Exercise
Retype all of the listing exactly, passing over any picture you find.
---------- Information given ----------
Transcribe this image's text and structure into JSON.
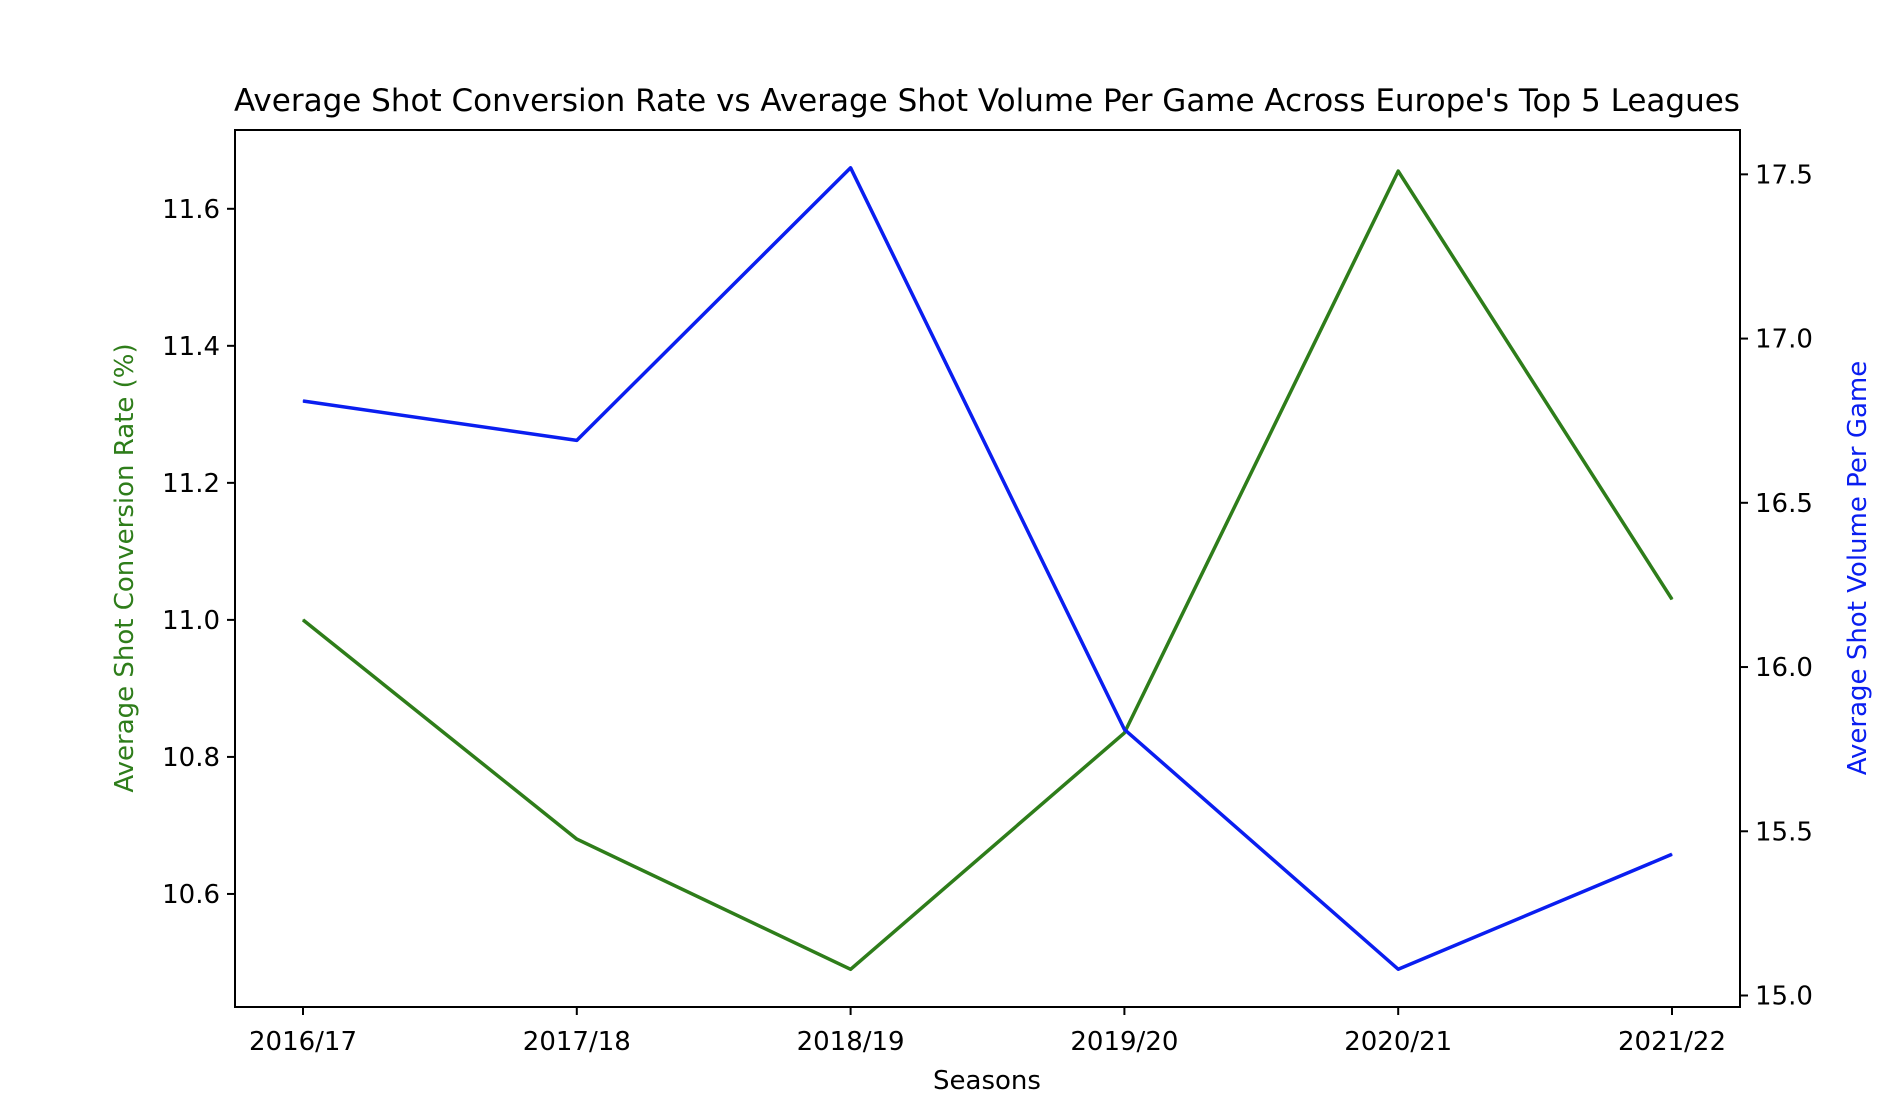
{
  "chart_data": {
    "type": "line",
    "title": "Average Shot Conversion Rate vs Average Shot Volume Per Game Across Europe's Top 5 Leagues",
    "xlabel": "Seasons",
    "categories": [
      "2016/17",
      "2017/18",
      "2018/19",
      "2019/20",
      "2020/21",
      "2021/22"
    ],
    "axes": {
      "left": {
        "label": "Average Shot Conversion Rate (%)",
        "color": "#2e7d1a",
        "ylim": [
          10.435,
          11.715
        ],
        "ticks": [
          10.6,
          10.8,
          11.0,
          11.2,
          11.4,
          11.6
        ],
        "tick_labels": [
          "10.6",
          "10.8",
          "11.0",
          "11.2",
          "11.4",
          "11.6"
        ]
      },
      "right": {
        "label": "Average Shot Volume Per Game",
        "color": "#0a1ef0",
        "ylim": [
          14.965,
          17.635
        ],
        "ticks": [
          15.0,
          15.5,
          16.0,
          16.5,
          17.0,
          17.5
        ],
        "tick_labels": [
          "15.0",
          "15.5",
          "16.0",
          "16.5",
          "17.0",
          "17.5"
        ]
      }
    },
    "series": [
      {
        "axis": "left",
        "color": "#2e7d1a",
        "values": [
          11.0,
          10.68,
          10.49,
          10.835,
          11.655,
          11.03
        ]
      },
      {
        "axis": "right",
        "color": "#0a1ef0",
        "values": [
          16.81,
          16.69,
          17.52,
          15.81,
          15.08,
          15.43
        ]
      }
    ],
    "grid": false,
    "legend": "none"
  }
}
----------
Correct answer
Transcribe this image's text and structure into JSON.
{
  "chart_data": {
    "type": "line",
    "title": "Average Shot Conversion Rate vs Average Shot Volume Per Game Across Europe's Top 5 Leagues",
    "xlabel": "Seasons",
    "categories": [
      "2016/17",
      "2017/18",
      "2018/19",
      "2019/20",
      "2020/21",
      "2021/22"
    ],
    "axes": {
      "left": {
        "label": "Average Shot Conversion Rate (%)",
        "color": "#2e7d1a",
        "ylim": [
          10.435,
          11.715
        ],
        "ticks": [
          10.6,
          10.8,
          11.0,
          11.2,
          11.4,
          11.6
        ],
        "tick_labels": [
          "10.6",
          "10.8",
          "11.0",
          "11.2",
          "11.4",
          "11.6"
        ]
      },
      "right": {
        "label": "Average Shot Volume Per Game",
        "color": "#0a1ef0",
        "ylim": [
          14.965,
          17.635
        ],
        "ticks": [
          15.0,
          15.5,
          16.0,
          16.5,
          17.0,
          17.5
        ],
        "tick_labels": [
          "15.0",
          "15.5",
          "16.0",
          "16.5",
          "17.0",
          "17.5"
        ]
      }
    },
    "series": [
      {
        "axis": "left",
        "color": "#2e7d1a",
        "values": [
          11.0,
          10.68,
          10.49,
          10.835,
          11.655,
          11.03
        ]
      },
      {
        "axis": "right",
        "color": "#0a1ef0",
        "values": [
          16.81,
          16.69,
          17.52,
          15.81,
          15.08,
          15.43
        ]
      }
    ],
    "grid": false,
    "legend": "none"
  }
}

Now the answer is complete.